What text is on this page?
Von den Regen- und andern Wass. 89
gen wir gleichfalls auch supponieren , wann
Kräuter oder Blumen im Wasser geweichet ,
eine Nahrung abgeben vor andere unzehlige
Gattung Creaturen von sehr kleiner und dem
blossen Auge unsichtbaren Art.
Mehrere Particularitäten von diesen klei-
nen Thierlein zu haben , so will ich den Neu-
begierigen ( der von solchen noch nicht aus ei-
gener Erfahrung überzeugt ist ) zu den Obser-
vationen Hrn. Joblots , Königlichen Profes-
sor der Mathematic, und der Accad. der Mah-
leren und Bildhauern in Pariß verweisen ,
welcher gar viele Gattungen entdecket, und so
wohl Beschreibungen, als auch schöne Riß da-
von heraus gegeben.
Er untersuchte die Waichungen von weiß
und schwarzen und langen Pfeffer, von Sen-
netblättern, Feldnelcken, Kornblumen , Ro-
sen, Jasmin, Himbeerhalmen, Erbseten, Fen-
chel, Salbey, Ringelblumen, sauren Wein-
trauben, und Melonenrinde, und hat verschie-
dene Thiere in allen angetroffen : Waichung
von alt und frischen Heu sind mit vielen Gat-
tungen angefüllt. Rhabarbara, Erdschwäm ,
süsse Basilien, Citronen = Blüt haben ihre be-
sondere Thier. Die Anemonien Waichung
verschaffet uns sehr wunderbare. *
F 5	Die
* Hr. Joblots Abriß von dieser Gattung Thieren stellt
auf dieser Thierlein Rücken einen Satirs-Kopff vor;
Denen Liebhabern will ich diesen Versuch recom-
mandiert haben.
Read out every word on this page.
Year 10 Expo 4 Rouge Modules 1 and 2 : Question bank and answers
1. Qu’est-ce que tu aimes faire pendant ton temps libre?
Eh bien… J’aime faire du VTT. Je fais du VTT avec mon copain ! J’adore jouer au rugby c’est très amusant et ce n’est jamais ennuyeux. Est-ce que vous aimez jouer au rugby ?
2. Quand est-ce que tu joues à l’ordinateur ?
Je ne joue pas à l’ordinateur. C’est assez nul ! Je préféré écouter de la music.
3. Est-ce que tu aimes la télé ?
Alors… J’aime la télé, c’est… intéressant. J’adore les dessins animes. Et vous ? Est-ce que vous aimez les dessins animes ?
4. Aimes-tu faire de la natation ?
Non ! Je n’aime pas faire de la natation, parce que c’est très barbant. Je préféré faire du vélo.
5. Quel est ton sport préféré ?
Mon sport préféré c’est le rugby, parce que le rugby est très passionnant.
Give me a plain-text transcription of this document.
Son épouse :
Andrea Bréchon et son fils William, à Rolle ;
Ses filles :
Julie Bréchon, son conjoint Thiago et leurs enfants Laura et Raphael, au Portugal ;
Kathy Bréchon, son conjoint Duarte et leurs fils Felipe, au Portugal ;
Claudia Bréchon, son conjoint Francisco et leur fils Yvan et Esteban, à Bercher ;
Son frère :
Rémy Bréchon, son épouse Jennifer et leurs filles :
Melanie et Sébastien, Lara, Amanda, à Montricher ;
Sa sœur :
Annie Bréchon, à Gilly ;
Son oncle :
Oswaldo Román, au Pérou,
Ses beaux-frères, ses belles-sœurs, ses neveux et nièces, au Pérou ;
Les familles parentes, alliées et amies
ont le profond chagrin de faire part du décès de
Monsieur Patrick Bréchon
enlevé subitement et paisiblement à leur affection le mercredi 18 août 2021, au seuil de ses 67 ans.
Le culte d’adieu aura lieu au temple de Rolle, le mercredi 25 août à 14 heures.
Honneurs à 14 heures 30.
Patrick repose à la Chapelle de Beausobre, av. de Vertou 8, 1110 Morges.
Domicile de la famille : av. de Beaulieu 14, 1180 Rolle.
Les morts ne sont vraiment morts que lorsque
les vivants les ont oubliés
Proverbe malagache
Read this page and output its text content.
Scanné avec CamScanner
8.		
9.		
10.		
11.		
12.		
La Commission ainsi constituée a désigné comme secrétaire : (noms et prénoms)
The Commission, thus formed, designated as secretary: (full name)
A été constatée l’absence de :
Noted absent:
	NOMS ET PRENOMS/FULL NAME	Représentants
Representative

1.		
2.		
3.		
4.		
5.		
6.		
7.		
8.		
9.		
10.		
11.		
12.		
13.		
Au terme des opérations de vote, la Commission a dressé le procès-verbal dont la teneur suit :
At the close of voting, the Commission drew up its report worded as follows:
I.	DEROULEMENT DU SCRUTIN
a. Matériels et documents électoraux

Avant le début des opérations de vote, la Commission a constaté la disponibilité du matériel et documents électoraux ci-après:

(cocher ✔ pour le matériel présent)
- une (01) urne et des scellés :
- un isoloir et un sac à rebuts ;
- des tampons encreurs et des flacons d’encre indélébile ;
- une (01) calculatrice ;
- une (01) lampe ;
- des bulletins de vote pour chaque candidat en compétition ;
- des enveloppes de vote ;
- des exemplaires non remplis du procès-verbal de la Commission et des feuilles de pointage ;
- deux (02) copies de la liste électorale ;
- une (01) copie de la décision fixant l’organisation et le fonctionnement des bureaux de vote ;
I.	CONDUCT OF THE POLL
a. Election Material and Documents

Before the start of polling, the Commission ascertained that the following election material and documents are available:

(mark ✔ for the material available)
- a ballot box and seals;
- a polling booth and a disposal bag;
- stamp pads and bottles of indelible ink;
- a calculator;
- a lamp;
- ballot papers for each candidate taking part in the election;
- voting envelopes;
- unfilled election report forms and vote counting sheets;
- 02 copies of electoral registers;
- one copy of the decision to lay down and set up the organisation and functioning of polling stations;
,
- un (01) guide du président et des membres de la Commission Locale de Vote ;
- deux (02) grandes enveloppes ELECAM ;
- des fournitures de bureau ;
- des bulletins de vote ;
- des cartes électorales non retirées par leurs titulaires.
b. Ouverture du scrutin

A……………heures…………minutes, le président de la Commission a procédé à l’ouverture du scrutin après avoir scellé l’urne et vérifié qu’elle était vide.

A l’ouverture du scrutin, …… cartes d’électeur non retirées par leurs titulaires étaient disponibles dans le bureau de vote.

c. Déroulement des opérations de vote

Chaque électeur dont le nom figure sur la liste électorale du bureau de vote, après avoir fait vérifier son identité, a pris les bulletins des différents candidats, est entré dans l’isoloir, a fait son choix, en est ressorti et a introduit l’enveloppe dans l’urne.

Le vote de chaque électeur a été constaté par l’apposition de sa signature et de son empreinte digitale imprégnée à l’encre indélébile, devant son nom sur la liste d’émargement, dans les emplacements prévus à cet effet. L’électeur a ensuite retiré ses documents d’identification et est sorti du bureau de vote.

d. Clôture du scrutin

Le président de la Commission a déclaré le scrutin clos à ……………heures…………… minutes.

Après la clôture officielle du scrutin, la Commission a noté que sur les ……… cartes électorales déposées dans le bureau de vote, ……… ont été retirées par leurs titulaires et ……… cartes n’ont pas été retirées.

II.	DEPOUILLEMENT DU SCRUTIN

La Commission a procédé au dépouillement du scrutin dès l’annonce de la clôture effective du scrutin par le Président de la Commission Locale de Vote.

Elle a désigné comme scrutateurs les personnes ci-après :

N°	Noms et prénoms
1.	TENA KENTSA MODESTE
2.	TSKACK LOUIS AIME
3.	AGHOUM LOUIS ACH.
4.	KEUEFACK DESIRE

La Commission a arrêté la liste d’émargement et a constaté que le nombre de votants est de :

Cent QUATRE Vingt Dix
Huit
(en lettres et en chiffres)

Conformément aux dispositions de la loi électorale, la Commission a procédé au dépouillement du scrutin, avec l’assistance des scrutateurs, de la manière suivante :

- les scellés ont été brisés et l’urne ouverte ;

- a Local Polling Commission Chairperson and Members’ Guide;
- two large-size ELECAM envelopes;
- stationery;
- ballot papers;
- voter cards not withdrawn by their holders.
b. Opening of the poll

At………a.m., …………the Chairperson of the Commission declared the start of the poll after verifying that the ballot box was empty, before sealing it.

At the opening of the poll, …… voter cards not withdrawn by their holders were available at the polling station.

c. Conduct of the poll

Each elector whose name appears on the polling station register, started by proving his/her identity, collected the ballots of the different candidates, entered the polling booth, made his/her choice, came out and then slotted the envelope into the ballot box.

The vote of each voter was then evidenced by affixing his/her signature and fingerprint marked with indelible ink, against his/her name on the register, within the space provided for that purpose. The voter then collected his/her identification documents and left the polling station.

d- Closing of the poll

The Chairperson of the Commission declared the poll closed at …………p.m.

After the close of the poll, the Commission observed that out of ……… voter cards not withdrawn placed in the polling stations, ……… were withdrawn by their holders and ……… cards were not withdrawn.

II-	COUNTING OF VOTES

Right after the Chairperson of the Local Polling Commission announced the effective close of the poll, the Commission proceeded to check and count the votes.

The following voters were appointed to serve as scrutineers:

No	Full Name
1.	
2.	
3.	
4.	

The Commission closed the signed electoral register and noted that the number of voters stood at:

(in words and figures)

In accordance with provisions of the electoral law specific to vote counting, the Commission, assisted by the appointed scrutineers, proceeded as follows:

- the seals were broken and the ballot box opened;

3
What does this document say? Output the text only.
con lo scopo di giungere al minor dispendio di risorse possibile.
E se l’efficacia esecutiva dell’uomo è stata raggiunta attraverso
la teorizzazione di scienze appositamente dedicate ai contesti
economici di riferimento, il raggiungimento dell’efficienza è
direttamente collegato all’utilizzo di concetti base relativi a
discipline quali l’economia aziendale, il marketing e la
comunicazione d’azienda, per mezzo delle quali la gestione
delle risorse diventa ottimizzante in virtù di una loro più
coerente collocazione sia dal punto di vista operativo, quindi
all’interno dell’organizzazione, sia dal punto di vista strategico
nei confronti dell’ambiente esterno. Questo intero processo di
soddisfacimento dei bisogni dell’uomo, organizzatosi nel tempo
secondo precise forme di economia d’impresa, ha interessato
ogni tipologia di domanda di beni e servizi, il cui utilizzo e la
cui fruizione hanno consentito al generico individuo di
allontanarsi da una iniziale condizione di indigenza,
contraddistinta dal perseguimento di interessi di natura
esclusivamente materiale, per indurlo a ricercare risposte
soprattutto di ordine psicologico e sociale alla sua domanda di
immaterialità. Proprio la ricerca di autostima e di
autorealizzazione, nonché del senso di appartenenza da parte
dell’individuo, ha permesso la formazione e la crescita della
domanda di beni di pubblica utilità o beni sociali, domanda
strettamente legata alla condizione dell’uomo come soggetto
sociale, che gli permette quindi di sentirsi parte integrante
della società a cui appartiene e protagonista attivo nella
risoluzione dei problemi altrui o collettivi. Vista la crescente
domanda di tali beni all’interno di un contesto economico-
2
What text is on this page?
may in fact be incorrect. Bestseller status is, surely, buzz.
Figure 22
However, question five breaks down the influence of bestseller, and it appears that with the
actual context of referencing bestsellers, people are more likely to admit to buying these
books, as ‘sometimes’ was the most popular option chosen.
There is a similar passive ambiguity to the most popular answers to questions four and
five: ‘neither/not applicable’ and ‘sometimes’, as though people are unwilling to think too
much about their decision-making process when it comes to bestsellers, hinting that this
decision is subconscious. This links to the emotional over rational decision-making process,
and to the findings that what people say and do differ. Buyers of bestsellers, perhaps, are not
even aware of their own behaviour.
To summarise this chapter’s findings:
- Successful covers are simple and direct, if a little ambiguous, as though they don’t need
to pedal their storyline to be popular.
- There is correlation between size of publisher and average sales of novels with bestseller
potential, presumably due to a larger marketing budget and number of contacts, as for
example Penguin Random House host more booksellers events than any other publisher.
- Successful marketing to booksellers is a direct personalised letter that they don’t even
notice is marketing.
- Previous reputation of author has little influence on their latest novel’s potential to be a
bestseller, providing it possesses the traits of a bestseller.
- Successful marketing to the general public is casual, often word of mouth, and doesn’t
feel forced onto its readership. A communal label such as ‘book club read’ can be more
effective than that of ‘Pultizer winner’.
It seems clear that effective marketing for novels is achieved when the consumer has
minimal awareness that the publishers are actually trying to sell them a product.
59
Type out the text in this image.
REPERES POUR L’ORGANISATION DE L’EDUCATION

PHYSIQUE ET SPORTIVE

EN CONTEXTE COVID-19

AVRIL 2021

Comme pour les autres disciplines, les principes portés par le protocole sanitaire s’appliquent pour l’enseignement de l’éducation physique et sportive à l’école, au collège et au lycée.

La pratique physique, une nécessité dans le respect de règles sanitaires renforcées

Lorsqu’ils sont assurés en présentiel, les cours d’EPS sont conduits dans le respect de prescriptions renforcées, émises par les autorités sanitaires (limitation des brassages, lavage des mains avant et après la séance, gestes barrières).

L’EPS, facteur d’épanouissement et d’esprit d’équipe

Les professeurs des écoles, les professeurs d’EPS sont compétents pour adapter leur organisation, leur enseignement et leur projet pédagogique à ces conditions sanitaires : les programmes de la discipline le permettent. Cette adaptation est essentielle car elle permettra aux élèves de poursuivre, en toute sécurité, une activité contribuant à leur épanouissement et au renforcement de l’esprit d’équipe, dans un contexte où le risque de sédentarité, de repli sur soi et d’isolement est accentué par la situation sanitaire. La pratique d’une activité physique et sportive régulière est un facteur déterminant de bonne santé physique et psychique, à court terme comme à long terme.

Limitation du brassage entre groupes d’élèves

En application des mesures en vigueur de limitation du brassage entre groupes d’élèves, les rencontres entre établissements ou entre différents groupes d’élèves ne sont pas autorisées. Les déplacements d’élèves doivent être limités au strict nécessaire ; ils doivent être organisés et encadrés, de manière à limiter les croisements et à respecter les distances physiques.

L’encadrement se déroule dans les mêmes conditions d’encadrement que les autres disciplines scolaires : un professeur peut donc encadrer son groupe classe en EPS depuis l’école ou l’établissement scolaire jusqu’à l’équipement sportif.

────

### EXERCISE
From the data, list each line in which the string "when" appears.

### RESULT OF THIS TASK
much about their decision-making process when it comes to bestsellers, hinting that this
It seems clear that effective marketing for novels is achieved when the consumer has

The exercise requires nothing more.